Stored data entries:
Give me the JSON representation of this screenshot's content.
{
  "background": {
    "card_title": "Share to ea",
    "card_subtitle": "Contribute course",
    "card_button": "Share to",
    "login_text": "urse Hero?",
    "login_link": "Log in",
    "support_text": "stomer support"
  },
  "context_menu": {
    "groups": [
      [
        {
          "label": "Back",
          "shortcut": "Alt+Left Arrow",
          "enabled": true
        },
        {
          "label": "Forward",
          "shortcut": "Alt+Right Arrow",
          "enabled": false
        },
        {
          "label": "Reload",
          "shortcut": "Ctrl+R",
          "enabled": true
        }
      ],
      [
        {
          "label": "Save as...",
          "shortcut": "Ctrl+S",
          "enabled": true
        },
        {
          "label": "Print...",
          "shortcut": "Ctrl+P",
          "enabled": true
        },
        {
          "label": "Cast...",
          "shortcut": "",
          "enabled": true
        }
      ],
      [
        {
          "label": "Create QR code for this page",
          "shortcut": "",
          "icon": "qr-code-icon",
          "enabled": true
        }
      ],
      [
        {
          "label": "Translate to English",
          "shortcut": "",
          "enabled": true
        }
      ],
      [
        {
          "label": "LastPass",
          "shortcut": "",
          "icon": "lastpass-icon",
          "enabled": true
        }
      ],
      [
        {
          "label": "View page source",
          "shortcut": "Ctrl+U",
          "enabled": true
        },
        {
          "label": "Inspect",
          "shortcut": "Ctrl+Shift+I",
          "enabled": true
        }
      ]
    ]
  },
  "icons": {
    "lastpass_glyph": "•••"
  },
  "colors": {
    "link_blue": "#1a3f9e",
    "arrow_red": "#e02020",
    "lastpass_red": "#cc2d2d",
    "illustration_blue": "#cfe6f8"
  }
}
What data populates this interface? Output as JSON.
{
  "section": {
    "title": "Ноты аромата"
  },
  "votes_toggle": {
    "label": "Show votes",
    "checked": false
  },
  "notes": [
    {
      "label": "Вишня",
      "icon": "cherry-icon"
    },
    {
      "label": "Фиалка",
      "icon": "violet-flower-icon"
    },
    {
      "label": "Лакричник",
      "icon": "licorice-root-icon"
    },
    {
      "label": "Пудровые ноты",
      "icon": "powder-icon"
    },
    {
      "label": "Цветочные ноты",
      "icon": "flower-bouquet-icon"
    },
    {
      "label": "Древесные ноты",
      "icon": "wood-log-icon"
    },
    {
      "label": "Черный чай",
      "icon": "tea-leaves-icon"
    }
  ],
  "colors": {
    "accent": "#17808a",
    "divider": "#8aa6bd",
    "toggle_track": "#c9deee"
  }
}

What the task asks: Repeat the data above exactly.

Problem solution:
Give me the JSON representation of this screenshot's content.
{
  "background": {
    "card_title": "Share to ea",
    "card_subtitle": "Contribute course",
    "card_button": "Share to",
    "login_text": "urse Hero?",
    "login_link": "Log in",
    "support_text": "stomer support"
  },
  "context_menu": {
    "groups": [
      [
        {
          "label": "Back",
          "shortcut": "Alt+Left Arrow",
          "enabled": true
        },
        {
          "label": "Forward",
          "shortcut": "Alt+Right Arrow",
          "enabled": false
        },
        {
          "label": "Reload",
          "shortcut": "Ctrl+R",
          "enabled": true
        }
      ],
      [
        {
          "label": "Save as...",
          "shortcut": "Ctrl+S",
          "enabled": true
        },
        {
          "label": "Print...",
          "shortcut": "Ctrl+P",
          "enabled": true
        },
        {
          "label": "Cast...",
          "shortcut": "",
          "enabled": true
        }
      ],
      [
        {
          "label": "Create QR code for this page",
          "shortcut": "",
          "icon": "qr-code-icon",
          "enabled": true
        }
      ],
      [
        {
          "label": "Translate to English",
          "shortcut": "",
          "enabled": true
        }
      ],
      [
        {
          "label": "LastPass",
          "shortcut": "",
          "icon": "lastpass-icon",
          "enabled": true
        }
      ],
      [
        {
          "label": "View page source",
          "shortcut": "Ctrl+U",
          "enabled": true
        },
        {
          "label": "Inspect",
          "shortcut": "Ctrl+Shift+I",
          "enabled": true
        }
      ]
    ]
  },
  "icons": {
    "lastpass_glyph": "•••"
  },
  "colors": {
    "link_blue": "#1a3f9e",
    "arrow_red": "#e02020",
    "lastpass_red": "#cc2d2d",
    "illustration_blue": "#cfe6f8"
  }
}
What data populates this interface? Output as JSON.
{
  "section": {
    "title": "Ноты аромата"
  },
  "votes_toggle": {
    "label": "Show votes",
    "checked": false
  },
  "notes": [
    {
      "label": "Вишня",
      "icon": "cherry-icon"
    },
    {
      "label": "Фиалка",
      "icon": "violet-flower-icon"
    },
    {
      "label": "Лакричник",
      "icon": "licorice-root-icon"
    },
    {
      "label": "Пудровые ноты",
      "icon": "powder-icon"
    },
    {
      "label": "Цветочные ноты",
      "icon": "flower-bouquet-icon"
    },
    {
      "label": "Древесные ноты",
      "icon": "wood-log-icon"
    },
    {
      "label": "Черный чай",
      "icon": "tea-leaves-icon"
    }
  ],
  "colors": {
    "accent": "#17808a",
    "divider": "#8aa6bd",
    "toggle_track": "#c9deee"
  }
}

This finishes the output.